[Extracted data entries]
>> begin
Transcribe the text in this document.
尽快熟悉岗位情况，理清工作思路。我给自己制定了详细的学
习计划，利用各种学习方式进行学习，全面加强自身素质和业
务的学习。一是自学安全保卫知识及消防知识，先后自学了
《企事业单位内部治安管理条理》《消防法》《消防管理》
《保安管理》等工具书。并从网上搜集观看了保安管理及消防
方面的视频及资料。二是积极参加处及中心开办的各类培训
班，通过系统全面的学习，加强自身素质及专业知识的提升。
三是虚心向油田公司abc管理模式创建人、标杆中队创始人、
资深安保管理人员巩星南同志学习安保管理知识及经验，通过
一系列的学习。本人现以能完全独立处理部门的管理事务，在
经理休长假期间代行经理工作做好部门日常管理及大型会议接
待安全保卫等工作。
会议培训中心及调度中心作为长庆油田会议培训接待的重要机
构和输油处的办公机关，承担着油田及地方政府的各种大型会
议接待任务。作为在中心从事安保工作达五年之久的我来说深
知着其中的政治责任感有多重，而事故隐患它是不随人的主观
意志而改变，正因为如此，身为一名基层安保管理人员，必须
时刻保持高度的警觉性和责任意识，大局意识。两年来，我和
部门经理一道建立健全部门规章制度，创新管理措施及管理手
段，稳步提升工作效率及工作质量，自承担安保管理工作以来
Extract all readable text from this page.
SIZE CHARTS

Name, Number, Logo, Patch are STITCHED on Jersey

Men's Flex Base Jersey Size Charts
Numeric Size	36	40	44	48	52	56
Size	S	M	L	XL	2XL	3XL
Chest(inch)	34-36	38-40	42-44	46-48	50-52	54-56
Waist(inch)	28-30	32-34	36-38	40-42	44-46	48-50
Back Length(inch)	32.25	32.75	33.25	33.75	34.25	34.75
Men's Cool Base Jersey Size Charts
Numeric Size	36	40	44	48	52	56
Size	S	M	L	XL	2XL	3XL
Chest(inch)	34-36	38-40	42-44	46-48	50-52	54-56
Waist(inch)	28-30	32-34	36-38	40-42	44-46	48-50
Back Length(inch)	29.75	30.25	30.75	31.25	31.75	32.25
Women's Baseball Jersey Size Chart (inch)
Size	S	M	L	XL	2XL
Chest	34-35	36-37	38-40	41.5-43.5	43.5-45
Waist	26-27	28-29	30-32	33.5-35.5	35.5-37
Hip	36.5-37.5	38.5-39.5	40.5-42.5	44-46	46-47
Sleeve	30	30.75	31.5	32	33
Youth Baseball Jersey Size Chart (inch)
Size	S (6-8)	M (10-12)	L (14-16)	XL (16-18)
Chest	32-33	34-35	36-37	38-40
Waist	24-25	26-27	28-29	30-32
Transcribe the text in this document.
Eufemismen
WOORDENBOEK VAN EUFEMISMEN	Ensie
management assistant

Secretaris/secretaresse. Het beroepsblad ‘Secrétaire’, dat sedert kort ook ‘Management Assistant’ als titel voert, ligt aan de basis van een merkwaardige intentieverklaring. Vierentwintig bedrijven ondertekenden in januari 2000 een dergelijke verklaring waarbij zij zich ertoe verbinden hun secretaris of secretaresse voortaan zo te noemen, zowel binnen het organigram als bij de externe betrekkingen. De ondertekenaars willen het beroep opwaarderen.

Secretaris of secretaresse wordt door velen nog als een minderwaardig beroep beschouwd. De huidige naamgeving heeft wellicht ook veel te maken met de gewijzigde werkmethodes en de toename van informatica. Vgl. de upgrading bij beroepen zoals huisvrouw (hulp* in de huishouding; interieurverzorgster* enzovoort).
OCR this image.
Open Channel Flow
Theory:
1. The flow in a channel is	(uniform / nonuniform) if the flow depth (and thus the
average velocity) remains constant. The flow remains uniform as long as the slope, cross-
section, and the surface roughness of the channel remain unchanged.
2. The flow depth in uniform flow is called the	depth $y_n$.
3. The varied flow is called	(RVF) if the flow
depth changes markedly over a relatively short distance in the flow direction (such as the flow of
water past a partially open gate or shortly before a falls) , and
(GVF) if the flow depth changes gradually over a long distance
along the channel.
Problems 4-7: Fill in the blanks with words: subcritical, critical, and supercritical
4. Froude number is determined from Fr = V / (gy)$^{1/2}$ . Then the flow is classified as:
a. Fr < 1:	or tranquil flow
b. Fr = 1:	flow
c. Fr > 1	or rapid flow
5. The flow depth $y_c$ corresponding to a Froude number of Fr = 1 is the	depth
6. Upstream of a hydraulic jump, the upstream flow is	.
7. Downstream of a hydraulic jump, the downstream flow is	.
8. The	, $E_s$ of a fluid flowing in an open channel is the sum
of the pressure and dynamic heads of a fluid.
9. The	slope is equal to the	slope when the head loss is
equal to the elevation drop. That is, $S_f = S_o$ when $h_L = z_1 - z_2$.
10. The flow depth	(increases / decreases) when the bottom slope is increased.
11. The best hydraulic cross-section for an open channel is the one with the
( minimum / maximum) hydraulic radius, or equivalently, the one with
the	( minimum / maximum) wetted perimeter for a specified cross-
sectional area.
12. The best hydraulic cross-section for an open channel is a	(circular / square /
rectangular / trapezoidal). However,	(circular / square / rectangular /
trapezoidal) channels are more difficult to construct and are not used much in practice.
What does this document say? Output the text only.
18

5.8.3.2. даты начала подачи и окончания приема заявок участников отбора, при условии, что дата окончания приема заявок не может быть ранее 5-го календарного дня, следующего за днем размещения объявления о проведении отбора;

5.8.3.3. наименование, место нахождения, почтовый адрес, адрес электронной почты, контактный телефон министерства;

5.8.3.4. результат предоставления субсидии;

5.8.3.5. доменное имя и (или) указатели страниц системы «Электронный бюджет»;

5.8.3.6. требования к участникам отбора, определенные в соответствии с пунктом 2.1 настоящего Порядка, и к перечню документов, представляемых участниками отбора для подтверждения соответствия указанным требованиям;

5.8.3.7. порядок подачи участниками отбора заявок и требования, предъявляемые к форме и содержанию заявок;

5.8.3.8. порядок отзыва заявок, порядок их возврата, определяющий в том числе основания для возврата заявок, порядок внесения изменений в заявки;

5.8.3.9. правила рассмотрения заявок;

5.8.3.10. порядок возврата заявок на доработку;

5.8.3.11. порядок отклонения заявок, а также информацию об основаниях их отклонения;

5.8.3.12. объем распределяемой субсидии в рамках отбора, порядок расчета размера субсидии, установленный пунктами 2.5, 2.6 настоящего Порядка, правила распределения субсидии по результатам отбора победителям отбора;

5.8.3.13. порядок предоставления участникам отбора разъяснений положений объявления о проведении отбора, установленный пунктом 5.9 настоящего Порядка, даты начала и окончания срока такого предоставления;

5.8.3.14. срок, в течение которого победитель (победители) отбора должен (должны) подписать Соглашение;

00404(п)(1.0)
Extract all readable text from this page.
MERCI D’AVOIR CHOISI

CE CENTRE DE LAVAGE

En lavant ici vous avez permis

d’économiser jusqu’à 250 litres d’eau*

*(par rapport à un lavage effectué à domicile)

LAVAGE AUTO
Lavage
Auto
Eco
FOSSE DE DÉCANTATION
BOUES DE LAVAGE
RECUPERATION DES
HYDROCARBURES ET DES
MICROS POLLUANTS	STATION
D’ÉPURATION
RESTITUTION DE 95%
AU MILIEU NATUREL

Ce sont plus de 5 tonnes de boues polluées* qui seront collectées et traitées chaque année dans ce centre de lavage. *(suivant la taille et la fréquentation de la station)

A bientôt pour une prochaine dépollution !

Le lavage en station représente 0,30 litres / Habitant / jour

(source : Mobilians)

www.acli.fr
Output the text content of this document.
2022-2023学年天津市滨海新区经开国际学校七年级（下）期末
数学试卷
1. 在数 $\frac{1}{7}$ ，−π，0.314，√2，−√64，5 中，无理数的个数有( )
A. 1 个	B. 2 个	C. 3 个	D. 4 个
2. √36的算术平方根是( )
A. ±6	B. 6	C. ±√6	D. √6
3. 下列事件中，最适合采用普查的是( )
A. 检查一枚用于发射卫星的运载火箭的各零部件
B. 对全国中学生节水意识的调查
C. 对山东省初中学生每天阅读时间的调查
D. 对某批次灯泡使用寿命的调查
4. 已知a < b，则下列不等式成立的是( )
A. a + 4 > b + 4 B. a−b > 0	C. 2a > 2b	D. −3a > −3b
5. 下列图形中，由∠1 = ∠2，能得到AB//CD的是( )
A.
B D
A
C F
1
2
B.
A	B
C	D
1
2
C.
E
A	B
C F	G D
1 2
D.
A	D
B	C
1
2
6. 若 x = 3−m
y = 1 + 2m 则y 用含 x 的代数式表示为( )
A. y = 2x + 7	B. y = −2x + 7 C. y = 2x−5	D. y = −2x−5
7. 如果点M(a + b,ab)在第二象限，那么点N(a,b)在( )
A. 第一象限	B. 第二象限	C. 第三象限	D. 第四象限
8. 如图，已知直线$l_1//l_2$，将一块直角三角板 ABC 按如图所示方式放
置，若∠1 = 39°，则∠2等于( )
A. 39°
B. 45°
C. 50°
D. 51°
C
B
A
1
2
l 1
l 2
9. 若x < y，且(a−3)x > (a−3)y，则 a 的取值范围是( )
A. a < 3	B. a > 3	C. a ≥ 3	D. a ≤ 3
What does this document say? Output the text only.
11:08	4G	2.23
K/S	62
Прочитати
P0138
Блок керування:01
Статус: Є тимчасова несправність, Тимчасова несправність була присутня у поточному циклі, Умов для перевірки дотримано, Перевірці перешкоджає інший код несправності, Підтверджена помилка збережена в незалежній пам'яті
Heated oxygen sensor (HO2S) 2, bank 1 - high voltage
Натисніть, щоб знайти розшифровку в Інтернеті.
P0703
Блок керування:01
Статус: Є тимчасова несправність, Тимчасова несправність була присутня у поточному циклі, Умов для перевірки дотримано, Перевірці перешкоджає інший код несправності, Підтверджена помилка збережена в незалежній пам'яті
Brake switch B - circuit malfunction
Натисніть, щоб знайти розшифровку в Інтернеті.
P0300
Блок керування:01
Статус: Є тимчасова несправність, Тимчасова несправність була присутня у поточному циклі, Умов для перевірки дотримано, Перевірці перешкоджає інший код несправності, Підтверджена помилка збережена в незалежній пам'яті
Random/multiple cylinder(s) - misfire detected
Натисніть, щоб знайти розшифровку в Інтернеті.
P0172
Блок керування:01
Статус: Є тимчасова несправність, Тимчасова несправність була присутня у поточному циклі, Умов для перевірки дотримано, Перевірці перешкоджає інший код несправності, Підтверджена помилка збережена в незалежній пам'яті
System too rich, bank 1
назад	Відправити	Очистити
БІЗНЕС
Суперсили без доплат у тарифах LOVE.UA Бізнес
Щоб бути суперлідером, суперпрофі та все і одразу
>> end
Return all lines containing "установленный".

5.8.3.12. объем распределяемой субсидии в рамках отбора, порядок расчета размера субсидии, установленный пунктами 2.5, 2.6 настоящего Порядка, правила распределения субсидии по результатам отбора победителям отбора;
5.8.3.13. порядок предоставления участникам отбора разъяснений положений объявления о проведении отбора, установленный пунктом 5.9 настоящего Порядка, даты начала и окончания срока такого предоставления;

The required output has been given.